* DIRECTION
Your copy of the material must match it exactly, except that pictures are dropped.

* RECORDS FOR THE EXERCISE
———

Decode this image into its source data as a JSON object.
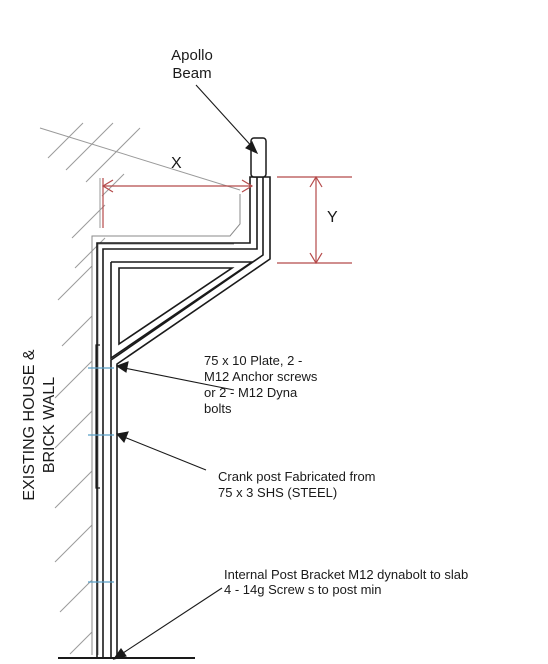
{
  "labels": {
    "beam_line1": "Apollo",
    "beam_line2": "Beam",
    "dim_x": "X",
    "dim_y": "Y",
    "wall_line1": "EXISTING  HOUSE  &",
    "wall_line2": "BRICK WALL",
    "plate_line1": "75 x 10 Plate, 2 -",
    "plate_line2": "M12 Anchor screws",
    "plate_line3": "or 2 - M12 Dyna",
    "plate_line4": "bolts",
    "crank_line1": "Crank post Fabricated from",
    "crank_line2": "75 x 3 SHS (STEEL)",
    "bracket_line1": "Internal Post Bracket M12 dynabolt to slab",
    "bracket_line2": "4 - 14g Screw s to post min"
  },
  "colors": {
    "linework": "#1a1a1a",
    "hatch": "#9a9a9a",
    "wall_outline": "#8a8a8a",
    "dimension": "#b54a4a",
    "fixing_marks": "#5aa0c8"
  }
}
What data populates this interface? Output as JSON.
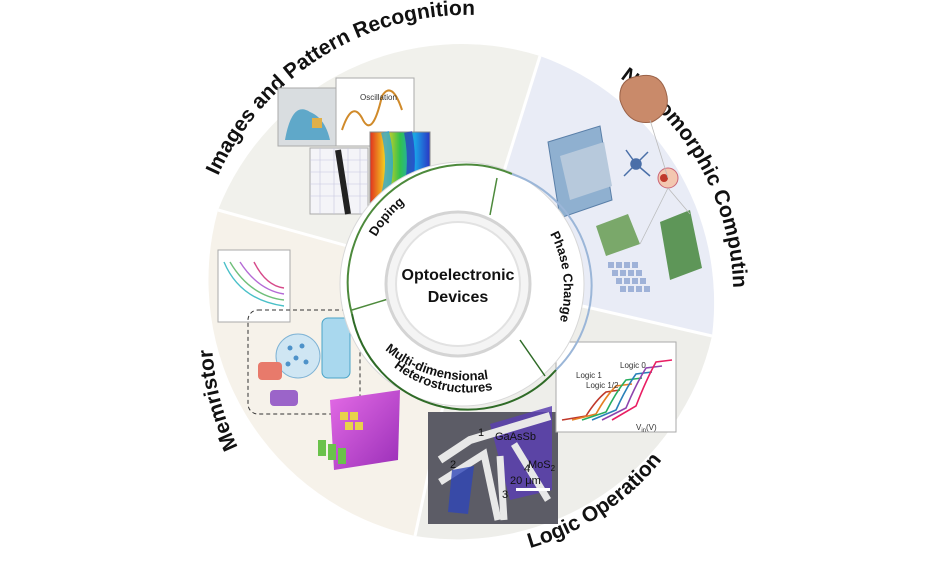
{
  "center": {
    "line1": "Optoelectronic",
    "line2": "Devices"
  },
  "inner_ring": {
    "doping": "Doping",
    "phase_change": "Phase Change",
    "hetero_line1": "Multi-dimensional",
    "hetero_line2": "Heterostructures"
  },
  "segments": {
    "images": "Images and Pattern Recognition",
    "neuromorphic": "Neuromorphic Computing",
    "logic": "Logic Operation",
    "memristor": "Memristor"
  },
  "logic_inset": {
    "material_a": "GaAsSb",
    "material_b": "MoS",
    "material_b_sub": "2",
    "scale_bar": "20 μm",
    "electrode_1": "1",
    "electrode_2": "2",
    "electrode_3": "3",
    "electrode_4": "4",
    "logic_1": "Logic 1",
    "logic_half": "Logic 1/2",
    "logic_0": "Logic 0",
    "axis_x": "V",
    "axis_x_sub": "in",
    "axis_x_unit": "(V)"
  },
  "colors": {
    "images_bg": "#f1f1ec",
    "neuromorphic_bg": "#e9ecf6",
    "logic_bg": "#eeeeea",
    "memristor_bg": "#f6f2ea",
    "ring_green": "#4d8a3c",
    "ring_blue": "#9bb6d8"
  },
  "icons": {
    "brain": "brain-icon",
    "neuron": "neuron-icon",
    "eye": "eye-icon",
    "finger": "finger-sample-icon"
  }
}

———

* EXERCISE RESULT
Decode this image into its source data as a JSON object.
{
  "labels": {
    "beam_line1": "Apollo",
    "beam_line2": "Beam",
    "dim_x": "X",
    "dim_y": "Y",
    "wall_line1": "EXISTING  HOUSE  &",
    "wall_line2": "BRICK WALL",
    "plate_line1": "75 x 10 Plate, 2 -",
    "plate_line2": "M12 Anchor screws",
    "plate_line3": "or 2 - M12 Dyna",
    "plate_line4": "bolts",
    "crank_line1": "Crank post Fabricated from",
    "crank_line2": "75 x 3 SHS (STEEL)",
    "bracket_line1": "Internal Post Bracket M12 dynabolt to slab",
    "bracket_line2": "4 - 14g Screw s to post min"
  },
  "colors": {
    "linework": "#1a1a1a",
    "hatch": "#9a9a9a",
    "wall_outline": "#8a8a8a",
    "dimension": "#b54a4a",
    "fixing_marks": "#5aa0c8"
  }
}
What data populates this interface? Output as JSON.
{
  "center": {
    "line1": "Optoelectronic",
    "line2": "Devices"
  },
  "inner_ring": {
    "doping": "Doping",
    "phase_change": "Phase Change",
    "hetero_line1": "Multi-dimensional",
    "hetero_line2": "Heterostructures"
  },
  "segments": {
    "images": "Images and Pattern Recognition",
    "neuromorphic": "Neuromorphic Computing",
    "logic": "Logic Operation",
    "memristor": "Memristor"
  },
  "logic_inset": {
    "material_a": "GaAsSb",
    "material_b": "MoS",
    "material_b_sub": "2",
    "scale_bar": "20 μm",
    "electrode_1": "1",
    "electrode_2": "2",
    "electrode_3": "3",
    "electrode_4": "4",
    "logic_1": "Logic 1",
    "logic_half": "Logic 1/2",
    "logic_0": "Logic 0",
    "axis_x": "V",
    "axis_x_sub": "in",
    "axis_x_unit": "(V)"
  },
  "colors": {
    "images_bg": "#f1f1ec",
    "neuromorphic_bg": "#e9ecf6",
    "logic_bg": "#eeeeea",
    "memristor_bg": "#f6f2ea",
    "ring_green": "#4d8a3c",
    "ring_blue": "#9bb6d8"
  },
  "icons": {
    "brain": "brain-icon",
    "neuron": "neuron-icon",
    "eye": "eye-icon",
    "finger": "finger-sample-icon"
  }
}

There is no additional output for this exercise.